What you are asked to do: Find each line with the word "五层衣帽间立面图" and copy it.

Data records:
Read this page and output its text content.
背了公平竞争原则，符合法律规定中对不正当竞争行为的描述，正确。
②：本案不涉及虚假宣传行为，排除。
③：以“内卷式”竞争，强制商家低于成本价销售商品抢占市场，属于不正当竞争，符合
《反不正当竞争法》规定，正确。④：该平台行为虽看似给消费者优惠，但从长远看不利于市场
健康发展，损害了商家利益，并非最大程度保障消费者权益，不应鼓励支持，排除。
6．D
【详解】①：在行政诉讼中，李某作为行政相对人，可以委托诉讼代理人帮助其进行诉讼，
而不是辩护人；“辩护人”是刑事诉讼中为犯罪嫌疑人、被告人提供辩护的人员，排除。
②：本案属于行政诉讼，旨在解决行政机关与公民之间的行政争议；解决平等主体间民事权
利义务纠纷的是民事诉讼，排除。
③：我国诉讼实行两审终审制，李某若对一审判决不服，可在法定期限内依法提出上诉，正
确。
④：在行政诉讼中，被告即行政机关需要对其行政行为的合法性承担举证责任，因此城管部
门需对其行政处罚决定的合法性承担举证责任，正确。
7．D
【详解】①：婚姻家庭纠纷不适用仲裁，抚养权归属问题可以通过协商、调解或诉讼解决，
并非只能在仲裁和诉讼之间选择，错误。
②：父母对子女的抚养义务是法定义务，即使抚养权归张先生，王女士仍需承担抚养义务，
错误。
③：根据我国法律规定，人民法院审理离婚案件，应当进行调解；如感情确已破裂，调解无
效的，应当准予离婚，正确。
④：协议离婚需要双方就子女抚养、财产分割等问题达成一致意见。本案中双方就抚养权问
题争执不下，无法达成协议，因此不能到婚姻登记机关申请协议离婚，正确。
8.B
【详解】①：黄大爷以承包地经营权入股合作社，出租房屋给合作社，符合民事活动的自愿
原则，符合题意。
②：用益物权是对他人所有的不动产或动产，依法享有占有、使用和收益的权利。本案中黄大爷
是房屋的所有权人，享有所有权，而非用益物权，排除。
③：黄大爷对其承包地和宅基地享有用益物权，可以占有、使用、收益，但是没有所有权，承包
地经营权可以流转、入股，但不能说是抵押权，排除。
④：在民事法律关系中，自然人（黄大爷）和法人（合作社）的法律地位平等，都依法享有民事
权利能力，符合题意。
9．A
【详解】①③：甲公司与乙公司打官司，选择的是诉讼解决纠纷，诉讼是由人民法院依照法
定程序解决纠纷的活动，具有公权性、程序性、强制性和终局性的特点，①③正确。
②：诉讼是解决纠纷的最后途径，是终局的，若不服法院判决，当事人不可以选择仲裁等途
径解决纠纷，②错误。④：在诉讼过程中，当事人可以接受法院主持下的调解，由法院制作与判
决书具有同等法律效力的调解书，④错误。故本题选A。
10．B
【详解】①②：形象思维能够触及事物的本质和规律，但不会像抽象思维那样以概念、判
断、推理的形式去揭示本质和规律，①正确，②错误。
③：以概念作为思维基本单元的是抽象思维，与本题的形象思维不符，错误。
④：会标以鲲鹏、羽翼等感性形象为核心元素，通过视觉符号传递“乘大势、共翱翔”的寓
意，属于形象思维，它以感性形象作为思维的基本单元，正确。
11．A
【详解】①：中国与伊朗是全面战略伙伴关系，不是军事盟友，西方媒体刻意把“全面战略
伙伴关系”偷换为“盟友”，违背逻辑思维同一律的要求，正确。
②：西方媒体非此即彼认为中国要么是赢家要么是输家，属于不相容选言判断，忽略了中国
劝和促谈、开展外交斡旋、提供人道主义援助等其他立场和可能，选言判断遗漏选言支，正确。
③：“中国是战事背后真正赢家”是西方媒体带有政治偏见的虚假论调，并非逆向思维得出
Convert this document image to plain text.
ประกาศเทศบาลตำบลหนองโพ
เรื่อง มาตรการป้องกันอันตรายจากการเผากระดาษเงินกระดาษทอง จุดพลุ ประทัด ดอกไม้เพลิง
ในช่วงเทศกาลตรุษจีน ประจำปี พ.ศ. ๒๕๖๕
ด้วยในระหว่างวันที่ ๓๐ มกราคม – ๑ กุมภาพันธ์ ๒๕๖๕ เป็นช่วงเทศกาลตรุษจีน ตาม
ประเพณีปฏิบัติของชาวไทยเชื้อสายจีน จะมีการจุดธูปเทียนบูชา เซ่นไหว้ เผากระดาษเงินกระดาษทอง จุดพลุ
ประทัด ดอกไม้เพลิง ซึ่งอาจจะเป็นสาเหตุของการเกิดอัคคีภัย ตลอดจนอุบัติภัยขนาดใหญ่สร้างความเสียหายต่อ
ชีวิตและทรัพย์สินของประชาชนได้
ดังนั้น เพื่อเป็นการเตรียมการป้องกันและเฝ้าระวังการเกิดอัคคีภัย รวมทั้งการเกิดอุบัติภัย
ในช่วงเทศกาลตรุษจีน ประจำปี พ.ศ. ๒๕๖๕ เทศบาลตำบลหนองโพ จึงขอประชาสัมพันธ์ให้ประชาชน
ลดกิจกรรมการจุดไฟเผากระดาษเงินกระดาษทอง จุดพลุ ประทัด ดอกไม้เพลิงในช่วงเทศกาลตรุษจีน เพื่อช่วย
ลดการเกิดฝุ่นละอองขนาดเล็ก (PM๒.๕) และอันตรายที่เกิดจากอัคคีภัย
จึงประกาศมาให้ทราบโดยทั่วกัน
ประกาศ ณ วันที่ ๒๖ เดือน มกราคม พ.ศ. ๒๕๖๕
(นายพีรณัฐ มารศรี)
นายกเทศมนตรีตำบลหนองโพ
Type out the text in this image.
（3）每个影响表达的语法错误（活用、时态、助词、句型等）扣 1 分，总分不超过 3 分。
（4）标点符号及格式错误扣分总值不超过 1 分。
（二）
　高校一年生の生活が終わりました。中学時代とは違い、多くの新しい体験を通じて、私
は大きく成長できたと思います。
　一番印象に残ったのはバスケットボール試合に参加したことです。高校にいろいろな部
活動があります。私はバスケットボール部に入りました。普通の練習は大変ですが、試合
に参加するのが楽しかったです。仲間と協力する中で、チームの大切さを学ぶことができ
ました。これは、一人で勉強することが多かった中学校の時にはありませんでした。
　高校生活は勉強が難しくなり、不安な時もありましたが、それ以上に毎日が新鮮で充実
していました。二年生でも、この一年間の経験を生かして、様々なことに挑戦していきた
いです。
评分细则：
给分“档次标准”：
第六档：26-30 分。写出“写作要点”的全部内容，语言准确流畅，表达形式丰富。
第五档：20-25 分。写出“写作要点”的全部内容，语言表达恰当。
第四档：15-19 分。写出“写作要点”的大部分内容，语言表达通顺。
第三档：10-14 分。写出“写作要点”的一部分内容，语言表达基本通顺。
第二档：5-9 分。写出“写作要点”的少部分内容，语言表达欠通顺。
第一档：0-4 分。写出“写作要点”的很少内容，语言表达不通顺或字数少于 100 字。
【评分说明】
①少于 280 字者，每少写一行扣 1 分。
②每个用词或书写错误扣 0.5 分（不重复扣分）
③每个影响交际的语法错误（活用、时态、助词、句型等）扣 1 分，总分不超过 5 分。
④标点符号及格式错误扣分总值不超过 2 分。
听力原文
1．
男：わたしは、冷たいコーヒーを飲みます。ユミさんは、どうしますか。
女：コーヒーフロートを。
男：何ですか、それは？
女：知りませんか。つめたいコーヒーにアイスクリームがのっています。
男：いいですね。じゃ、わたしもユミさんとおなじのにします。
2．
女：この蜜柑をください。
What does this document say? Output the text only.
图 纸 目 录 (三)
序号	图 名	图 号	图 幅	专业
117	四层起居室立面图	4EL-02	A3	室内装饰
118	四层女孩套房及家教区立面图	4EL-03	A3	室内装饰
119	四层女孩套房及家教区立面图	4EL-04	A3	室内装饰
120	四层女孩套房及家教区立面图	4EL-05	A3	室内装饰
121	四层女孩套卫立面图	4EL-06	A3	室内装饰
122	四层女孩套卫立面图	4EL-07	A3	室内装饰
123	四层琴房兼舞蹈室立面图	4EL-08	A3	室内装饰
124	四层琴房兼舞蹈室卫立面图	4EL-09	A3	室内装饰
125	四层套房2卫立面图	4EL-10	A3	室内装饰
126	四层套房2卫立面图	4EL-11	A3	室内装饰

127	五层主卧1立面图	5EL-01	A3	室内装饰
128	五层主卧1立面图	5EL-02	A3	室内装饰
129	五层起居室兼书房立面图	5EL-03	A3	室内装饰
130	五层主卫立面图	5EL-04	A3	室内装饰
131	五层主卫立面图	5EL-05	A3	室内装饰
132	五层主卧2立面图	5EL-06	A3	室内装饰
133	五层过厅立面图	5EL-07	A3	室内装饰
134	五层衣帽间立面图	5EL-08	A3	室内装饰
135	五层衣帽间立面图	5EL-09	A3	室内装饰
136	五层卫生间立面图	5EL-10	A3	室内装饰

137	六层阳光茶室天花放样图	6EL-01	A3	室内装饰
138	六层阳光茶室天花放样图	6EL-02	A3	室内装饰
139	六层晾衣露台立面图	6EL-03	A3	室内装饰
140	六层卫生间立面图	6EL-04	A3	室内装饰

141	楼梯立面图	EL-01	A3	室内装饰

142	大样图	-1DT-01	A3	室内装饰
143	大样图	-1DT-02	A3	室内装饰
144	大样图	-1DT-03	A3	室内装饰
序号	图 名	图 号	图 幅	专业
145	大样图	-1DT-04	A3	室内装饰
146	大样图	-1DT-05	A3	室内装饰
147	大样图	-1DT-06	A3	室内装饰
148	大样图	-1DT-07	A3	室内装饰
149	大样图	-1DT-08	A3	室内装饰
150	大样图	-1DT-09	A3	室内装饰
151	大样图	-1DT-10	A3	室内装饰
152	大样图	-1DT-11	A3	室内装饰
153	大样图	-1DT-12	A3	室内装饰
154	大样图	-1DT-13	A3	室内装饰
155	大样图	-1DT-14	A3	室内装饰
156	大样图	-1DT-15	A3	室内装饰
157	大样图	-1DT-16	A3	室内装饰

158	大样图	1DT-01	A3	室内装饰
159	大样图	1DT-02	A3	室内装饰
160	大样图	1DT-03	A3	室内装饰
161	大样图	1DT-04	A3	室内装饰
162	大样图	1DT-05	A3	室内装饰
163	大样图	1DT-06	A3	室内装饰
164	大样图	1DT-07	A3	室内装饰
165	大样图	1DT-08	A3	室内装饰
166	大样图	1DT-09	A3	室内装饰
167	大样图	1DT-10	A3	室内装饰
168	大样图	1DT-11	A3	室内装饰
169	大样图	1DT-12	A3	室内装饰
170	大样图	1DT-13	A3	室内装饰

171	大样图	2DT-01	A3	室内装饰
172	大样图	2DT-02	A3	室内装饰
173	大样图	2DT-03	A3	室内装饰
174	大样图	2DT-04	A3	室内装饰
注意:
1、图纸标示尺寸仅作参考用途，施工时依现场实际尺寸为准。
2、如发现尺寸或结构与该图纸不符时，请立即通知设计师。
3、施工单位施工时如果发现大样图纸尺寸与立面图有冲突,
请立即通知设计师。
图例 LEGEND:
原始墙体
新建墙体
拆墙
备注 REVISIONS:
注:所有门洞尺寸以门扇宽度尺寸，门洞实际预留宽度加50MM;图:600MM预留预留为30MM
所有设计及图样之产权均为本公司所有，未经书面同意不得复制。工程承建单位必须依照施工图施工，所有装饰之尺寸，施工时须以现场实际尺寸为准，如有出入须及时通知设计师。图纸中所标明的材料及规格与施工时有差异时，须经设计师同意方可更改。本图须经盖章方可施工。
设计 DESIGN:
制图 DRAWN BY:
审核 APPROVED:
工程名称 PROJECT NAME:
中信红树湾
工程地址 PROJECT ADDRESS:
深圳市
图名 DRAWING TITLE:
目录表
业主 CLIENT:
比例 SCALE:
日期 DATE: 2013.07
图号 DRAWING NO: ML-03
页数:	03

Exercise answer:
134	五层衣帽间立面图	5EL-08	A3	室内装饰
135	五层衣帽间立面图	5EL-09	A3	室内装饰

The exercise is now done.